For the material that follows, list every line containing the word "사이드실패널".
[Start Source material]
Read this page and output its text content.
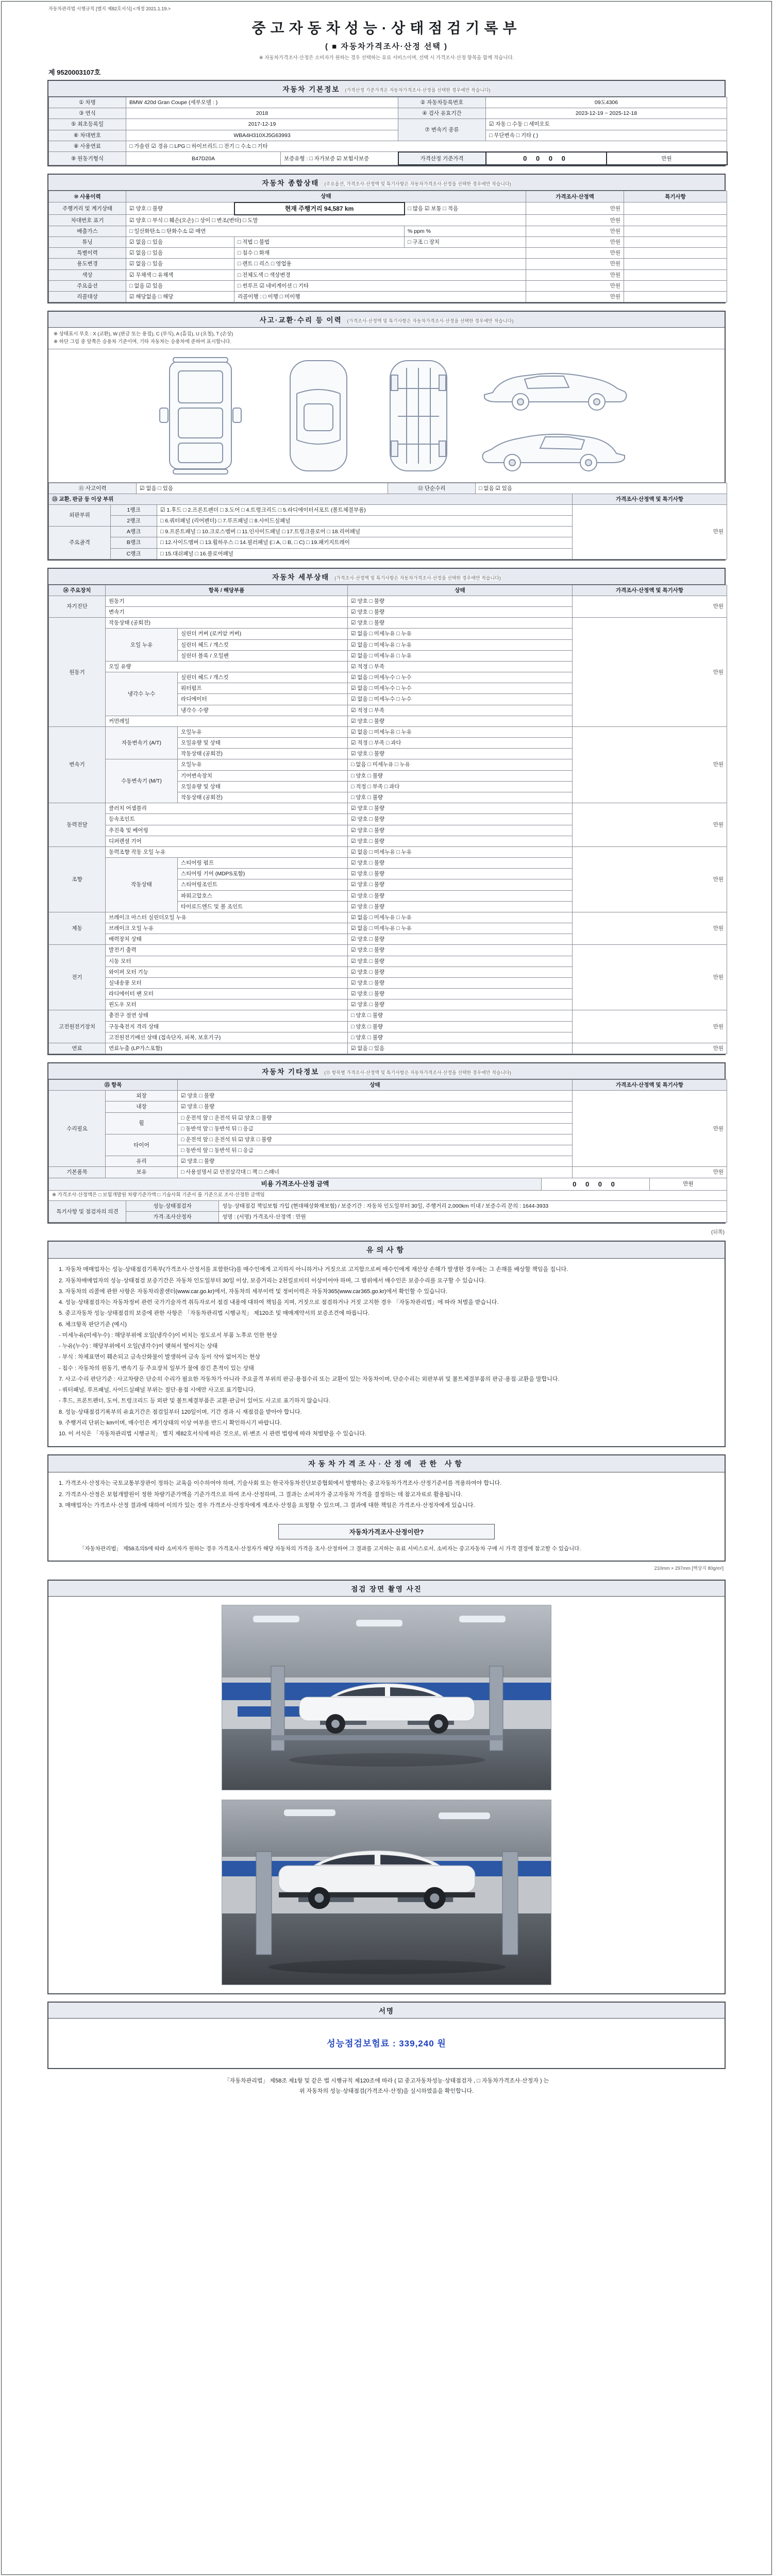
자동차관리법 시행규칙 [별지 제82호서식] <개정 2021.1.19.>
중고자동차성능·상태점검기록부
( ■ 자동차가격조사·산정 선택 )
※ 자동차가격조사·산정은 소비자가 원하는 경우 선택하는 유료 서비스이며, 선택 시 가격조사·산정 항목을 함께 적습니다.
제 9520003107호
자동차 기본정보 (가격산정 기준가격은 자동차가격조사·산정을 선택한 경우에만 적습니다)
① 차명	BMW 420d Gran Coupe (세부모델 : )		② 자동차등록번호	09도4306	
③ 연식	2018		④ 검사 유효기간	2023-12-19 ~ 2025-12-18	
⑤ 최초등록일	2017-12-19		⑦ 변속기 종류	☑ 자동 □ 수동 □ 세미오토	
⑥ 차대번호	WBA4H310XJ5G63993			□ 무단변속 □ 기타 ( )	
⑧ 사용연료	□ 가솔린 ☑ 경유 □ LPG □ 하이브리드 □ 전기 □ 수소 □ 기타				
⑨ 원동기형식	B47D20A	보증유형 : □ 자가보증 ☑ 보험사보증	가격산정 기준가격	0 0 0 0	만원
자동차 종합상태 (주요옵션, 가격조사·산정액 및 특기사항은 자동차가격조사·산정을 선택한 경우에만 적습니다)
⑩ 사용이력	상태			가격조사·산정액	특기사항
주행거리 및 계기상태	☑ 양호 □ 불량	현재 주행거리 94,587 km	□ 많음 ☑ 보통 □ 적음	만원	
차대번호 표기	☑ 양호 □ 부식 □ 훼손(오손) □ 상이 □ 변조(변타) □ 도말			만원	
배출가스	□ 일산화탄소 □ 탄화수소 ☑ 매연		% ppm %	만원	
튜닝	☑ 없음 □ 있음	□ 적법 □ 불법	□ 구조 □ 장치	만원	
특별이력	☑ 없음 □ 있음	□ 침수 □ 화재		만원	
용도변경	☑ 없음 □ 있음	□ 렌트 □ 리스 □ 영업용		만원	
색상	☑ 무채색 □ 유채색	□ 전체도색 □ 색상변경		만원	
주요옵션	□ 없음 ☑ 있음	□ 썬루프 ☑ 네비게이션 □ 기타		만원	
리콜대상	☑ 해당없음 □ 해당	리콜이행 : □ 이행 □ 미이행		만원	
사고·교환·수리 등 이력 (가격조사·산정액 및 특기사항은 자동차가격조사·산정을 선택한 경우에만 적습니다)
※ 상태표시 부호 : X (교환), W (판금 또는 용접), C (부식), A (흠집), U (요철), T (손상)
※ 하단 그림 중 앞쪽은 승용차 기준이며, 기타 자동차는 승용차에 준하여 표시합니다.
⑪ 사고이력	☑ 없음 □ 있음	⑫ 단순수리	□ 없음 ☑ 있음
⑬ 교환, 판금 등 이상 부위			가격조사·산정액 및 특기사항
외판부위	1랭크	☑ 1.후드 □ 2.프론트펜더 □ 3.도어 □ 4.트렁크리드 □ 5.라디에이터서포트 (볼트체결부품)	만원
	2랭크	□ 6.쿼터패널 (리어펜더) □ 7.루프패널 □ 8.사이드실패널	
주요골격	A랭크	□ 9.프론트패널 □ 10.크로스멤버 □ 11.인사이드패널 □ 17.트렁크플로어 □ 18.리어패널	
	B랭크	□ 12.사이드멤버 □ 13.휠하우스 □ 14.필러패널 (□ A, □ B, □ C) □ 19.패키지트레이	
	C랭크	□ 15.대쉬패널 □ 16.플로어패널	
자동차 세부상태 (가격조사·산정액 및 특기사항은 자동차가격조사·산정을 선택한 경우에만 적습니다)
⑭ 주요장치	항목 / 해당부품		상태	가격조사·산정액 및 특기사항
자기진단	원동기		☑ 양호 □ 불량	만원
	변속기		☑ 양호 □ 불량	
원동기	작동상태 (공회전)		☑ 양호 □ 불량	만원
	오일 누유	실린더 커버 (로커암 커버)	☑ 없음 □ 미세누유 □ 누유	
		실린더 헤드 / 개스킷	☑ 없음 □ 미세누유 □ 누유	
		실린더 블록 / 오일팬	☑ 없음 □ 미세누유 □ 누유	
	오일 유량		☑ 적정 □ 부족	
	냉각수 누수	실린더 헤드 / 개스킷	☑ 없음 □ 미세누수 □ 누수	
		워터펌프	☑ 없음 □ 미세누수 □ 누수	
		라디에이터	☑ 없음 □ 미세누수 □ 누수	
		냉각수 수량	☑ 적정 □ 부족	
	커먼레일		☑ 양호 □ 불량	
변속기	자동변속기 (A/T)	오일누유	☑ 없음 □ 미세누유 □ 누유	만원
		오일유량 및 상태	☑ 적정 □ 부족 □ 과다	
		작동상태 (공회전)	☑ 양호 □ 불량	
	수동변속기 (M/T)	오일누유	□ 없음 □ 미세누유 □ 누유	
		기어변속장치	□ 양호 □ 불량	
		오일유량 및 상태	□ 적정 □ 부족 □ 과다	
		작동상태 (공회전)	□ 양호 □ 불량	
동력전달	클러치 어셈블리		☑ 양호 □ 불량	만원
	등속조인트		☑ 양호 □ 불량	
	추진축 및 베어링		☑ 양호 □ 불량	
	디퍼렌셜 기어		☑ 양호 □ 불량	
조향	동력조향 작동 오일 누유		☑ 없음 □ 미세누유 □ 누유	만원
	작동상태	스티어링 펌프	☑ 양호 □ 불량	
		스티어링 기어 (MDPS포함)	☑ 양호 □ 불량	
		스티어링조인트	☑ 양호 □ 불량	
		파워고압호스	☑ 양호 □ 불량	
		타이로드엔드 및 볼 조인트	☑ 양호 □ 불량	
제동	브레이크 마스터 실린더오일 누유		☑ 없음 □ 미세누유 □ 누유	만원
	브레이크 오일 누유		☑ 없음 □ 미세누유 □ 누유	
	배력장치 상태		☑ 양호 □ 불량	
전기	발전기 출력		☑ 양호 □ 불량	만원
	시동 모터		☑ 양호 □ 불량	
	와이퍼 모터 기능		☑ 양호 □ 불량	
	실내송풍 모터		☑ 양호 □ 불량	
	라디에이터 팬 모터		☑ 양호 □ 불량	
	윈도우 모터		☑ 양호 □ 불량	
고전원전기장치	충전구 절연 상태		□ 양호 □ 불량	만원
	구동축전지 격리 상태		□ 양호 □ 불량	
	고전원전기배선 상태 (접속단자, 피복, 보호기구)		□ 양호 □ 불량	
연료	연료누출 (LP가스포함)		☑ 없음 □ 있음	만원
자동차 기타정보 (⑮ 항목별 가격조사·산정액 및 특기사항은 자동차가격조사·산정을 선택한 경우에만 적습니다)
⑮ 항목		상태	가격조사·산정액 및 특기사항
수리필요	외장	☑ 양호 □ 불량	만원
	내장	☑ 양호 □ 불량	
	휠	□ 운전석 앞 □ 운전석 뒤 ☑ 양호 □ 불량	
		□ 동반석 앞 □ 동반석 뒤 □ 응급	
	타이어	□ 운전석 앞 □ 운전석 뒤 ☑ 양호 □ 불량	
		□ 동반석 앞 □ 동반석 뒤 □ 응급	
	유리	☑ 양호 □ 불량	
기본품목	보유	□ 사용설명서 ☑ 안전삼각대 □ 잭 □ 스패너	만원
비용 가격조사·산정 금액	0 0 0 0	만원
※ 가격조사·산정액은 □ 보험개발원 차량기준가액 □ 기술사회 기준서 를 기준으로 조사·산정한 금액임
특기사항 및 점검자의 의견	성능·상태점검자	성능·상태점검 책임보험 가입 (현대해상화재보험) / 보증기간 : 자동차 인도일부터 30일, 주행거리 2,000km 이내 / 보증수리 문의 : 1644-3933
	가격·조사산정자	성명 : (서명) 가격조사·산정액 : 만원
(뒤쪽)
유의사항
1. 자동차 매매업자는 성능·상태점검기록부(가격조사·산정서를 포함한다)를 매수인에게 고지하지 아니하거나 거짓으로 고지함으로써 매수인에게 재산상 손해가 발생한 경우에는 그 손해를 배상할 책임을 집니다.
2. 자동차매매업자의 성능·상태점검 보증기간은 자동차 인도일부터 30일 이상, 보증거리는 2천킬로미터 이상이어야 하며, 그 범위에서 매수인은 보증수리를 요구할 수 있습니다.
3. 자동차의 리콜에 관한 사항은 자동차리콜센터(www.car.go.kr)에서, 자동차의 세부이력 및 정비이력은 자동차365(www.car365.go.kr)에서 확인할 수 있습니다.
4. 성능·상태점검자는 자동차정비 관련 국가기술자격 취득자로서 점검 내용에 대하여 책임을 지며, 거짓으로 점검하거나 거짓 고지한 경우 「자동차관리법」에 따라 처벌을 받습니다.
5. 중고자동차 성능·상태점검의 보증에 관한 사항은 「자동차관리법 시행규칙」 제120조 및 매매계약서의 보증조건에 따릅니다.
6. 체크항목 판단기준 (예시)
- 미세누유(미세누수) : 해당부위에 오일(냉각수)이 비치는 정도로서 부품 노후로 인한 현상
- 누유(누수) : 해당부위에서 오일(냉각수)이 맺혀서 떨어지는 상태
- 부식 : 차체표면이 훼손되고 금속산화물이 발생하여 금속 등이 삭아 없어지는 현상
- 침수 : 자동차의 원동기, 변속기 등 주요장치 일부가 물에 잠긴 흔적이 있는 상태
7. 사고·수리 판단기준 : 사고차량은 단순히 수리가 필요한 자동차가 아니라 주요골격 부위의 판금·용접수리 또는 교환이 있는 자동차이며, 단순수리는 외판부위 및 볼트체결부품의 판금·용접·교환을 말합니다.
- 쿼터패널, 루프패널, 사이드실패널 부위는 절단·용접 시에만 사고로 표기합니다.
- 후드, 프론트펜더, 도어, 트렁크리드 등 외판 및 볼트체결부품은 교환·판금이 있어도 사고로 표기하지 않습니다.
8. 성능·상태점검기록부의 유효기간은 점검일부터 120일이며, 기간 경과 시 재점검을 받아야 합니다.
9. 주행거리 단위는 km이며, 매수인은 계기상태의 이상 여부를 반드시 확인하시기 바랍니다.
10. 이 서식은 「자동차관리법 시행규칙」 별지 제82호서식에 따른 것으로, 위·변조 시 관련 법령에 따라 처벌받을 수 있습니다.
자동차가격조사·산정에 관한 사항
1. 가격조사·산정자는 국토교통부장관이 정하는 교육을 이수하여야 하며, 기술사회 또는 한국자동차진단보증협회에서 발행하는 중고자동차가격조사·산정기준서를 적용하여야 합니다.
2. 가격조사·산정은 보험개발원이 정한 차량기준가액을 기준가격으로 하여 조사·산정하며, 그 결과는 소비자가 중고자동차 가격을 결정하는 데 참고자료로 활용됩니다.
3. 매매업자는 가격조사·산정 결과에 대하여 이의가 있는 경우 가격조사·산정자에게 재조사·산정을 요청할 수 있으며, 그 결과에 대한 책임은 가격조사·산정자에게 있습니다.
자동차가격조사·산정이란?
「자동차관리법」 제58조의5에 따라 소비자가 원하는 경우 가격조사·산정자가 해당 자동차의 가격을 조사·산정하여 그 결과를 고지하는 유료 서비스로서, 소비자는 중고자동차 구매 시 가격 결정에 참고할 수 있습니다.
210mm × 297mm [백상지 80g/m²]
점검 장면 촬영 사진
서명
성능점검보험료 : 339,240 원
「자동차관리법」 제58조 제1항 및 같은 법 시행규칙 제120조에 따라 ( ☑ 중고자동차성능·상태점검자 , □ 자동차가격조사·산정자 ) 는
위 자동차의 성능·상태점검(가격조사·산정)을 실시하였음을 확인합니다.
[End Source material]
Task result —
	2랭크	□ 6.쿼터패널 (리어펜더) □ 7.루프패널 □ 8.사이드실패널	
- 쿼터패널, 루프패널, 사이드실패널 부위는 절단·용접 시에만 사고로 표기합니다.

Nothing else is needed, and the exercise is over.